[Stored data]
* begin *
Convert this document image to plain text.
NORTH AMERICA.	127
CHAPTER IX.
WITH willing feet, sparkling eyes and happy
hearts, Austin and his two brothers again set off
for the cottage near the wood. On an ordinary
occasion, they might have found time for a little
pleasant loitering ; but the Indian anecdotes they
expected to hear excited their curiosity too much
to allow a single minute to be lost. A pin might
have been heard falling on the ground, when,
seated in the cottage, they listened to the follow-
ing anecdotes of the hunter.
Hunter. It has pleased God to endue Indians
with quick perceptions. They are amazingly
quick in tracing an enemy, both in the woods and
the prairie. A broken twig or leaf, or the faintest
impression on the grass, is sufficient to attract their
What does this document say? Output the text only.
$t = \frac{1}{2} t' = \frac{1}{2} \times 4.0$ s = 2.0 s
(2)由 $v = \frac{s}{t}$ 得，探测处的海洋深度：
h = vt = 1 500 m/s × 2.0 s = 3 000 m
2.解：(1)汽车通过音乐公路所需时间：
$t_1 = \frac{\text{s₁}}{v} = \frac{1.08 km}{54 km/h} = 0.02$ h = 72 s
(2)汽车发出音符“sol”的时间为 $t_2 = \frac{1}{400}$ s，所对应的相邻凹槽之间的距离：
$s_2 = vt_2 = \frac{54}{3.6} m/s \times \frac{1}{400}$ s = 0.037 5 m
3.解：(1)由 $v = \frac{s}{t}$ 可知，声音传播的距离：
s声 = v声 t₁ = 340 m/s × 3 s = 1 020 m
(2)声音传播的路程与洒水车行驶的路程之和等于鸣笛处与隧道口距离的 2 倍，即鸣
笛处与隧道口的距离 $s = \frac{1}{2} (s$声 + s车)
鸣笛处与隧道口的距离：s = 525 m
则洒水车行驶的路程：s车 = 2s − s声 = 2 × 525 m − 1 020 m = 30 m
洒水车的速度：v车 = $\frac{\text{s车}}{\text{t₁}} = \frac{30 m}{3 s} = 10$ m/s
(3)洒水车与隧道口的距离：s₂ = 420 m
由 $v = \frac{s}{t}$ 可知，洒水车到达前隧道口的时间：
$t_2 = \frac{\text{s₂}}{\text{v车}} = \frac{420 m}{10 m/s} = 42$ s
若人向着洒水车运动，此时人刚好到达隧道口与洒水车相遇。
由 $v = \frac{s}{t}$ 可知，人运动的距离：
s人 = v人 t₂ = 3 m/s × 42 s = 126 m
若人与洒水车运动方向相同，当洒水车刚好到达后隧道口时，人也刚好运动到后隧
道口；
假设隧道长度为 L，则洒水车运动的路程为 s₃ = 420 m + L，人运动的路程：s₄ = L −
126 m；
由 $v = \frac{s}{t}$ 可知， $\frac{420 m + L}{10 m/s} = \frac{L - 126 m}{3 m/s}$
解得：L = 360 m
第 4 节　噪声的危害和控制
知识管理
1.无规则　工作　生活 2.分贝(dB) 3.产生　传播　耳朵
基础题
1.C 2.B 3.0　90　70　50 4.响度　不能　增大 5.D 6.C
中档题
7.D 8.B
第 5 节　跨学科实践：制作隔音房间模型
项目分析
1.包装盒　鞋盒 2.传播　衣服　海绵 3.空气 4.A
* end *
• [Task statement]:
Copy out each record, keeping every word as it is.

• [Result]:
Convert this document image to plain text.
NORTH AMERICA.	127
CHAPTER IX.
WITH willing feet, sparkling eyes and happy
hearts, Austin and his two brothers again set off
for the cottage near the wood. On an ordinary
occasion, they might have found time for a little
pleasant loitering ; but the Indian anecdotes they
expected to hear excited their curiosity too much
to allow a single minute to be lost. A pin might
have been heard falling on the ground, when,
seated in the cottage, they listened to the follow-
ing anecdotes of the hunter.
Hunter. It has pleased God to endue Indians
with quick perceptions. They are amazingly
quick in tracing an enemy, both in the woods and
the prairie. A broken twig or leaf, or the faintest
impression on the grass, is sufficient to attract their
What does this document say? Output the text only.
$t = \frac{1}{2} t' = \frac{1}{2} \times 4.0$ s = 2.0 s
(2)由 $v = \frac{s}{t}$ 得，探测处的海洋深度：
h = vt = 1 500 m/s × 2.0 s = 3 000 m
2.解：(1)汽车通过音乐公路所需时间：
$t_1 = \frac{\text{s₁}}{v} = \frac{1.08 km}{54 km/h} = 0.02$ h = 72 s
(2)汽车发出音符“sol”的时间为 $t_2 = \frac{1}{400}$ s，所对应的相邻凹槽之间的距离：
$s_2 = vt_2 = \frac{54}{3.6} m/s \times \frac{1}{400}$ s = 0.037 5 m
3.解：(1)由 $v = \frac{s}{t}$ 可知，声音传播的距离：
s声 = v声 t₁ = 340 m/s × 3 s = 1 020 m
(2)声音传播的路程与洒水车行驶的路程之和等于鸣笛处与隧道口距离的 2 倍，即鸣
笛处与隧道口的距离 $s = \frac{1}{2} (s$声 + s车)
鸣笛处与隧道口的距离：s = 525 m
则洒水车行驶的路程：s车 = 2s − s声 = 2 × 525 m − 1 020 m = 30 m
洒水车的速度：v车 = $\frac{\text{s车}}{\text{t₁}} = \frac{30 m}{3 s} = 10$ m/s
(3)洒水车与隧道口的距离：s₂ = 420 m
由 $v = \frac{s}{t}$ 可知，洒水车到达前隧道口的时间：
$t_2 = \frac{\text{s₂}}{\text{v车}} = \frac{420 m}{10 m/s} = 42$ s
若人向着洒水车运动，此时人刚好到达隧道口与洒水车相遇。
由 $v = \frac{s}{t}$ 可知，人运动的距离：
s人 = v人 t₂ = 3 m/s × 42 s = 126 m
若人与洒水车运动方向相同，当洒水车刚好到达后隧道口时，人也刚好运动到后隧
道口；
假设隧道长度为 L，则洒水车运动的路程为 s₃ = 420 m + L，人运动的路程：s₄ = L −
126 m；
由 $v = \frac{s}{t}$ 可知， $\frac{420 m + L}{10 m/s} = \frac{L - 126 m}{3 m/s}$
解得：L = 360 m
第 4 节　噪声的危害和控制
知识管理
1.无规则　工作　生活 2.分贝(dB) 3.产生　传播　耳朵
基础题
1.C 2.B 3.0　90　70　50 4.响度　不能　增大 5.D 6.C
中档题
7.D 8.B
第 5 节　跨学科实践：制作隔音房间模型
项目分析
1.包装盒　鞋盒 2.传播　衣服　海绵 3.空气 4.A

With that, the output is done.